Material provided:

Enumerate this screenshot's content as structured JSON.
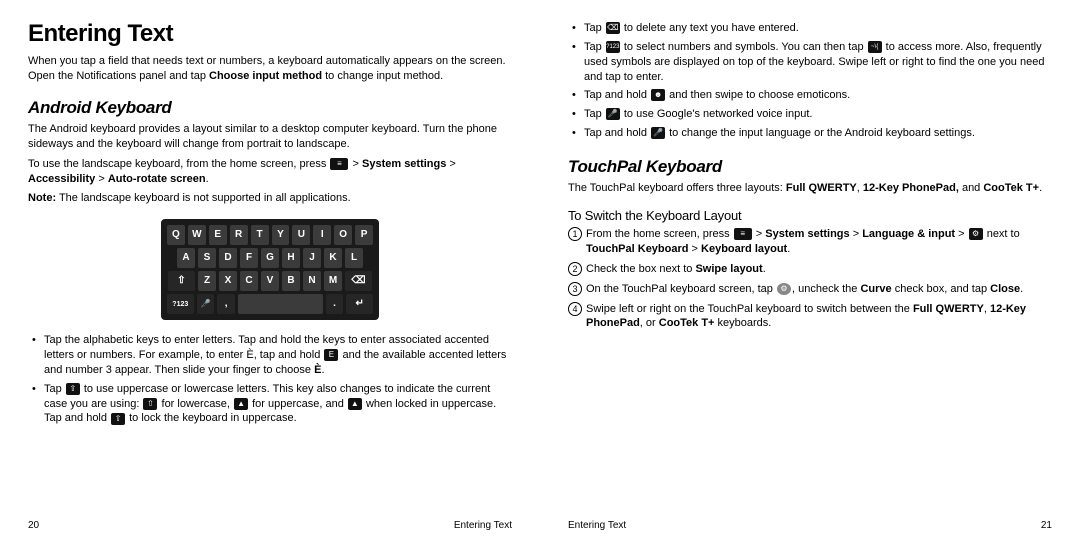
{
  "left": {
    "h1": "Entering Text",
    "intro_a": "When you tap a field that needs text or numbers, a keyboard automatically appears on the screen. Open the Notifications panel and tap ",
    "intro_b": "Choose input method",
    "intro_c": " to change input method.",
    "h2": "Android Keyboard",
    "p1": "The Android keyboard provides a layout similar to a desktop computer keyboard. Turn the phone sideways and the keyboard will change from portrait to landscape.",
    "p2a": "To use the landscape keyboard, from the home screen, press ",
    "p2b": "System settings",
    "p2c": "Accessibility",
    "p2d": "Auto-rotate screen",
    "note_label": "Note:",
    "note": " The landscape keyboard is not supported in all applications.",
    "kbd": {
      "r1": [
        "Q",
        "W",
        "E",
        "R",
        "T",
        "Y",
        "U",
        "I",
        "O",
        "P"
      ],
      "r2": [
        "A",
        "S",
        "D",
        "F",
        "G",
        "H",
        "J",
        "K",
        "L"
      ],
      "r3_shift": "⇧",
      "r3": [
        "Z",
        "X",
        "C",
        "V",
        "B",
        "N",
        "M"
      ],
      "r3_del": "⌫",
      "r4_sym": "?123",
      "r4_mic": "🎤",
      "r4_comma": ",",
      "r4_dot": ".",
      "r4_enter": "↵"
    },
    "b1a": "Tap the alphabetic keys to enter letters. Tap and hold the keys to enter associated accented letters or numbers. For example, to enter È, tap and hold ",
    "b1key": "E",
    "b1b": " and the available accented letters and number 3 appear. Then slide your finger to choose ",
    "b1c": "È",
    "b1d": ".",
    "b2a": "Tap ",
    "b2b": " to use uppercase or lowercase letters. This key also changes to indicate the current case you are using: ",
    "b2c": " for lowercase, ",
    "b2d": " for uppercase, and ",
    "b2e": " when locked in uppercase. Tap and hold ",
    "b2f": " to lock the keyboard in uppercase.",
    "page_no": "20",
    "page_title": "Entering Text"
  },
  "right": {
    "c1a": "Tap ",
    "c1b": " to delete any text you have entered.",
    "c2a": "Tap ",
    "c2b": " to select numbers and symbols. You can then tap ",
    "c2c": " to access more. Also, frequently used symbols are displayed on top of the keyboard. Swipe left or right to find the one you need and tap to enter.",
    "c3a": "Tap and hold ",
    "c3b": " and then swipe to choose emoticons.",
    "c4a": "Tap ",
    "c4b": " to use Google's networked voice input.",
    "c5a": "Tap and hold ",
    "c5b": " to change the input language or the Android keyboard settings.",
    "h2": "TouchPal Keyboard",
    "p1a": "The TouchPal keyboard offers three layouts: ",
    "p1b": "Full QWERTY",
    "p1c": "12-Key PhonePad,",
    "p1d": "CooTek T+",
    "h3": "To Switch the Keyboard Layout",
    "s1a": "From the home screen, press ",
    "s1b": "System settings",
    "s1c": "Language & input",
    "s1d": " next to ",
    "s1e": "TouchPal Keyboard",
    "s1f": "Keyboard layout",
    "s2a": "Check the box next to ",
    "s2b": "Swipe layout",
    "s3a": "On the TouchPal keyboard screen, tap ",
    "s3b": ", uncheck the ",
    "s3c": "Curve",
    "s3d": " check box, and tap ",
    "s3e": "Close",
    "s4a": "Swipe left or right on the TouchPal keyboard to switch between the ",
    "s4b": "Full QWERTY",
    "s4c": "12-Key PhonePad",
    "s4d": "CooTek T+",
    "s4e": " keyboards.",
    "page_title": "Entering Text",
    "page_no": "21"
  }
}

The request:
Go through the listing above and report how many of its lines contain the word "home", with only the number as output.

Complete output:
2